_Extracted data entries_
## START
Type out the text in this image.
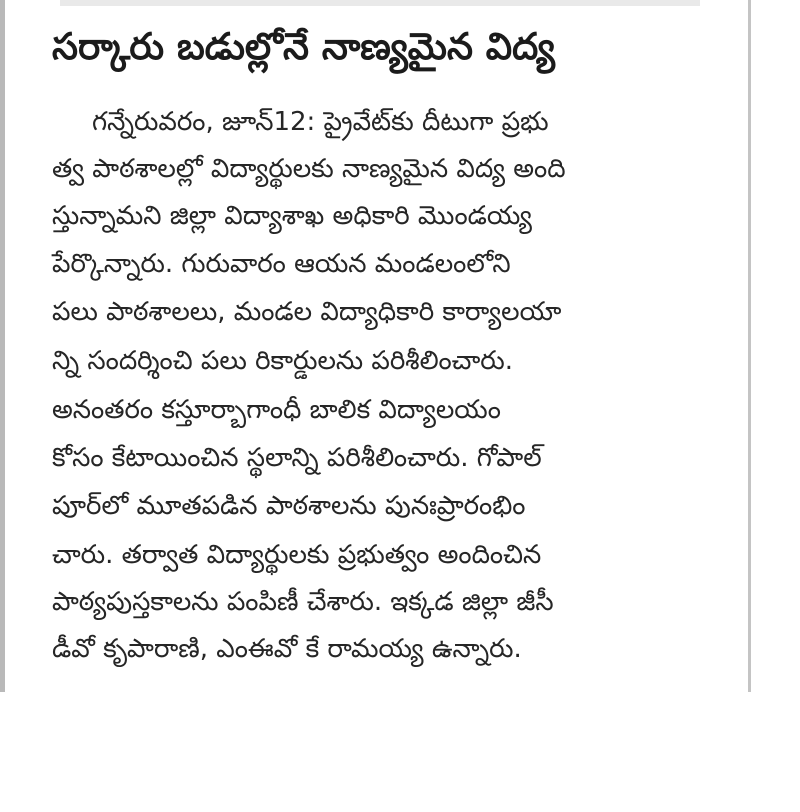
సర్కారు బడుల్లోనే నాణ్యమైన విద్య
గన్నేరువరం, జూన్12: ప్రైవేట్‌కు దీటుగా ప్రభు
త్వ పాఠశాలల్లో విద్యార్థులకు నాణ్యమైన విద్య అంది
స్తున్నామని జిల్లా విద్యాశాఖ అధికారి మొండయ్య
పేర్కొన్నారు. గురువారం ఆయన మండలంలోని
పలు పాఠశాలలు, మండల విద్యాధికారి కార్యాలయా
న్ని సందర్శించి పలు రికార్డులను పరిశీలించారు.
అనంతరం కస్తూర్బాగాంధీ బాలిక విద్యాలయం
కోసం కేటాయించిన స్థలాన్ని పరిశీలించారు. గోపాల్
పూర్‌లో మూతపడిన పాఠశాలను పునఃప్రారంభిం
చారు. తర్వాత విద్యార్థులకు ప్రభుత్వం అందించిన
పాఠ్యపుస్తకాలను పంపిణీ చేశారు. ఇక్కడ జిల్లా జీసీ
డీవో కృపారాణి, ఎంఈవో కే రామయ్య ఉన్నారు.
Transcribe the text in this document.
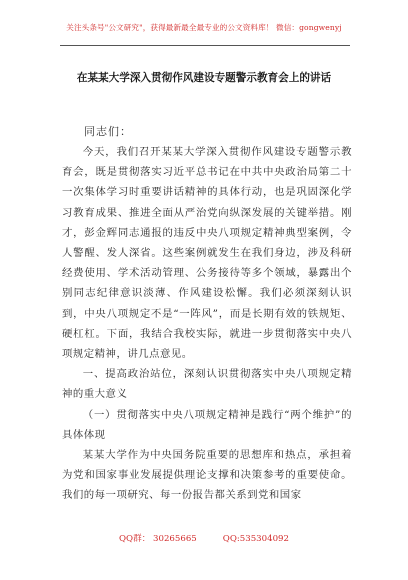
关注头条号"公文研究"，获得最新最全最专业的公文资料库！ 微信：gongwenyj
在某某大学深入贯彻作风建设专题警示教育会上的讲话
同志们：

今天，我们召开某某大学深入贯彻作风建设专题警示教育会，既是贯彻落实习近平总书记在中共中央政治局第二十一次集体学习时重要讲话精神的具体行动，也是巩固深化学习教育成果、推进全面从严治党向纵深发展的关键举措。刚才，彭金辉同志通报的违反中央八项规定精神典型案例，令人警醒、发人深省。这些案例就发生在我们身边，涉及科研经费使用、学术活动管理、公务接待等多个领域，暴露出个别同志纪律意识淡薄、作风建设松懈。我们必须深刻认识到，中央八项规定不是“一阵风”，而是长期有效的铁规矩、硬杠杠。下面，我结合我校实际，就进一步贯彻落实中央八项规定精神，讲几点意见。

一、提高政治站位，深刻认识贯彻落实中央八项规定精神的重大意义

（一）贯彻落实中央八项规定精神是践行“两个维护”的具体体现

某某大学作为中央国务院重要的思想库和热点，承担着为党和国家事业发展提供理论支撑和决策参考的重要使命。我们的每一项研究、每一份报告都关系到党和国家

QQ群： 30265665	QQ:535304092
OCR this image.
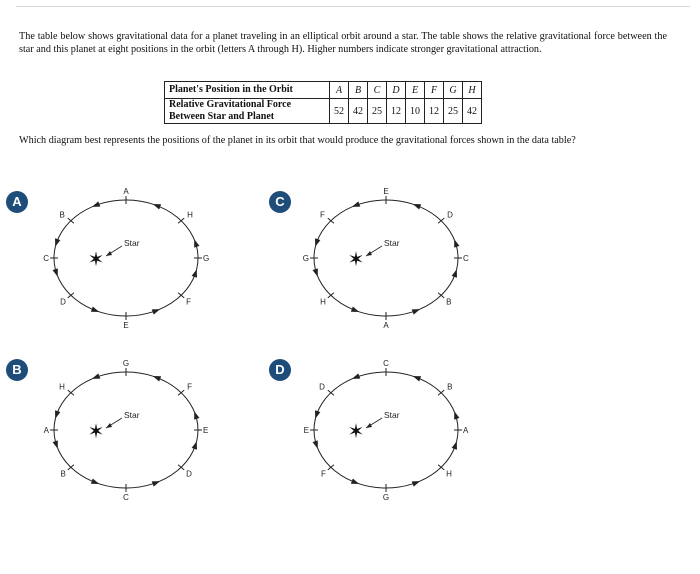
The table below shows gravitational data for a planet traveling in an elliptical orbit around a star. The table shows the relative gravitational force between the star and this planet at eight positions in the orbit (letters A through H). Higher numbers indicate stronger gravitational attraction.

Planet's Position in the Orbit	A	B	C	D	E	F	G	H
Relative Gravitational Force Between Star and Planet	52	42	25	12	10	12	25	42

Which diagram best represents the positions of the planet in its orbit that would produce the gravitational forces shown in the data table?

A
B
C
D
A
H
G
F
E
D
C
B
✶
Star
G
F
E
D
C
B
A
H
✶
Star
E
D
C
B
A
H
G
F
✶
Star
C
B
A
H
G
F
E
D
✶
Star
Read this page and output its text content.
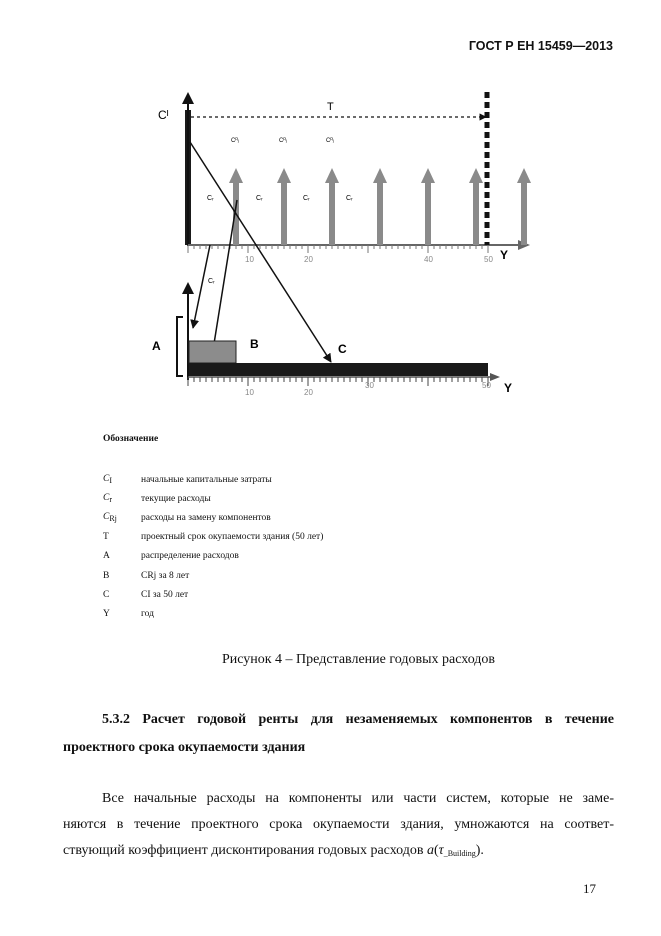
ГОСТ Р ЕН 15459—2013
Cᴵ
Y
10	20	40	50
T
Cᴿⱼ	Cᴿⱼ	Cᴿⱼ
Cᵣ	Cᵣ	Cᵣ	Cᵣ
Cᵣ
A	B	C
Y
10	20
30	50
Обозначение
$C_I$	начальные капитальные затраты
$C_r$	текущие расходы
$C_{Rj}$	расходы на замену компонентов
T	проектный срок окупаемости здания (50 лет)
A	распределение расходов
B	CRj за 8 лет
C	CI за 50 лет
Y	год
Рисунок 4 – Представление годовых расходов
5.3.2 Расчет годовой ренты для незаменяемых компонентов в течение
проектного срока окупаемости здания
Все начальные расходы на компоненты или части систем, которые не заме-
няются в течение проектного срока окупаемости здания, умножаются на соответ-
ствующий коэффициент дисконтирования годовых расходов $a(\tau_{\_Building})$.
17
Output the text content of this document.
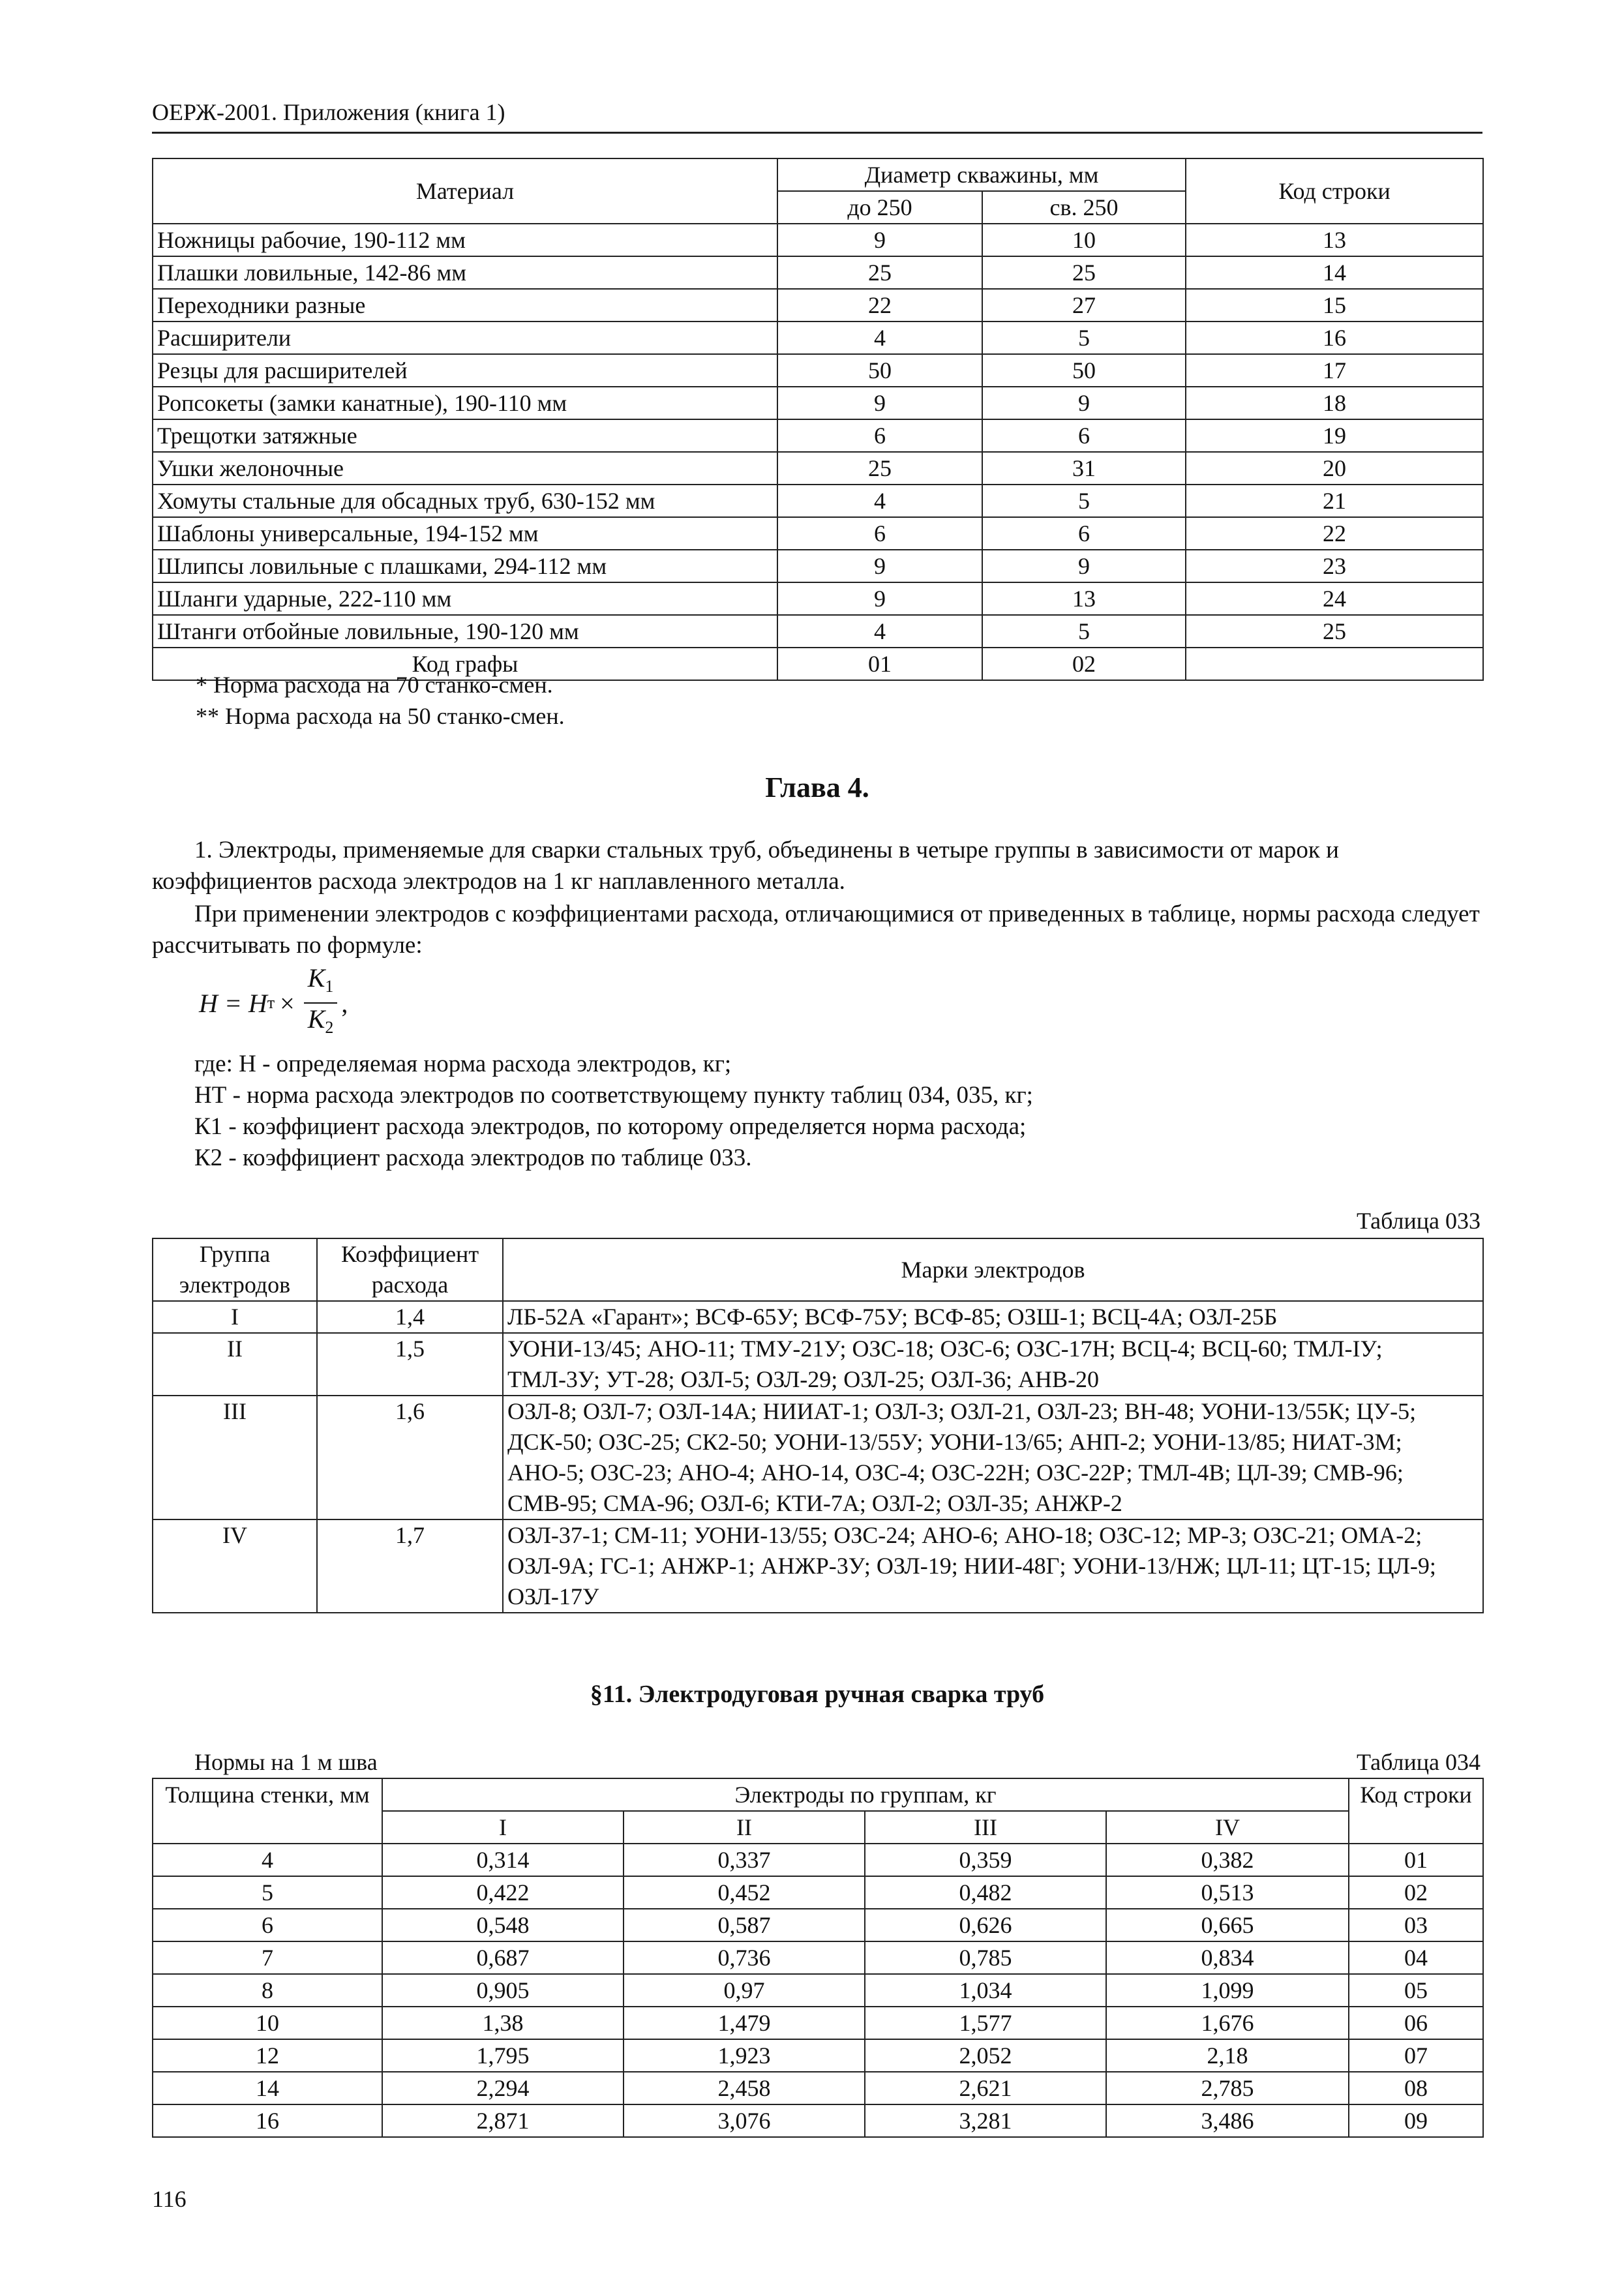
ОЕРЖ-2001. Приложения (книга 1)
Материал	Диаметр скважины, мм		Код строки
	до 250	св. 250	
Ножницы рабочие, 190-112 мм	9	10	13
Плашки ловильные, 142-86 мм	25	25	14
Переходники разные	22	27	15
Расширители	4	5	16
Резцы для расширителей	50	50	17
Ропсокеты (замки канатные), 190-110 мм	9	9	18
Трещотки затяжные	6	6	19
Ушки желоночные	25	31	20
Хомуты стальные для обсадных труб, 630-152 мм	4	5	21
Шаблоны универсальные, 194-152 мм	6	6	22
Шлипсы ловильные с плашками, 294-112 мм	9	9	23
Шланги ударные, 222-110 мм	9	13	24
Штанги отбойные ловильные, 190-120 мм	4	5	25
Код графы	01	02	
* Норма расхода на 70 станко-смен.
** Норма расхода на 50 станко-смен.
Глава 4.
1. Электроды, применяемые для сварки стальных труб, объединены в четыре группы в зависимости от марок и коэффициентов расхода электродов на 1 кг наплавленного металла.
При применении электродов с коэффициентами расхода, отличающимися от приведенных в таблице, нормы расхода следует рассчитывать по формуле:
H = H $т \times \frac{K_1}{K_2}$ ,
где: Н - определяемая норма расхода электродов, кг;
НТ - норма расхода электродов по соответствующему пункту таблиц 034, 035, кг;
К1 - коэффициент расхода электродов, по которому определяется норма расхода;
К2 - коэффициент расхода электродов по таблице 033.
Таблица 033
Группа электродов	Коэффициент расхода	Марки электродов
I	1,4	ЛБ-52А «Гарант»; ВСФ-65У; ВСФ-75У; ВСФ-85; ОЗШ-1; ВСЦ-4А; ОЗЛ-25Б
II	1,5	УОНИ-13/45; АНО-11; ТМУ-21У; ОЗС-18; ОЗС-6; ОЗС-17Н; ВСЦ-4; ВСЦ-60; ТМЛ-IУ; ТМЛ-3У; УТ-28; ОЗЛ-5; ОЗЛ-29; ОЗЛ-25; ОЗЛ-36; АНВ-20
III	1,6	ОЗЛ-8; ОЗЛ-7; ОЗЛ-14А; НИИАТ-1; ОЗЛ-3; ОЗЛ-21, ОЗЛ-23; ВН-48; УОНИ-13/55К; ЦУ-5; ДСК-50; ОЗС-25; СК2-50; УОНИ-13/55У; УОНИ-13/65; АНП-2; УОНИ-13/85; НИАТ-3М; АНО-5; ОЗС-23; АНО-4; АНО-14, ОЗС-4; ОЗС-22Н; ОЗС-22Р; ТМЛ-4В; ЦЛ-39; СМВ-96; СМВ-95; СМА-96; ОЗЛ-6; КТИ-7А; ОЗЛ-2; ОЗЛ-35; АНЖР-2
IV	1,7	ОЗЛ-37-1; СМ-11; УОНИ-13/55; ОЗС-24; АНО-6; АНО-18; ОЗС-12; МР-3; ОЗС-21; ОМА-2; ОЗЛ-9А; ГС-1; АНЖР-1; АНЖР-3У; ОЗЛ-19; НИИ-48Г; УОНИ-13/НЖ; ЦЛ-11; ЦТ-15; ЦЛ-9; ОЗЛ-17У
§11. Электродуговая ручная сварка труб
Нормы на 1 м шва	Таблица 034
Толщина стенки, мм	Электроды по группам, кг				Код строки
	I	II	III	IV	
4	0,314	0,337	0,359	0,382	01
5	0,422	0,452	0,482	0,513	02
6	0,548	0,587	0,626	0,665	03
7	0,687	0,736	0,785	0,834	04
8	0,905	0,97	1,034	1,099	05
10	1,38	1,479	1,577	1,676	06
12	1,795	1,923	2,052	2,18	07
14	2,294	2,458	2,621	2,785	08
16	2,871	3,076	3,281	3,486	09
116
## END
_Description of the task_
Using the records above, copy each line that contains "строки".

_Output of the exercise_
Материал	Диаметр скважины, мм		Код строки
Толщина стенки, мм	Электроды по группам, кг				Код строки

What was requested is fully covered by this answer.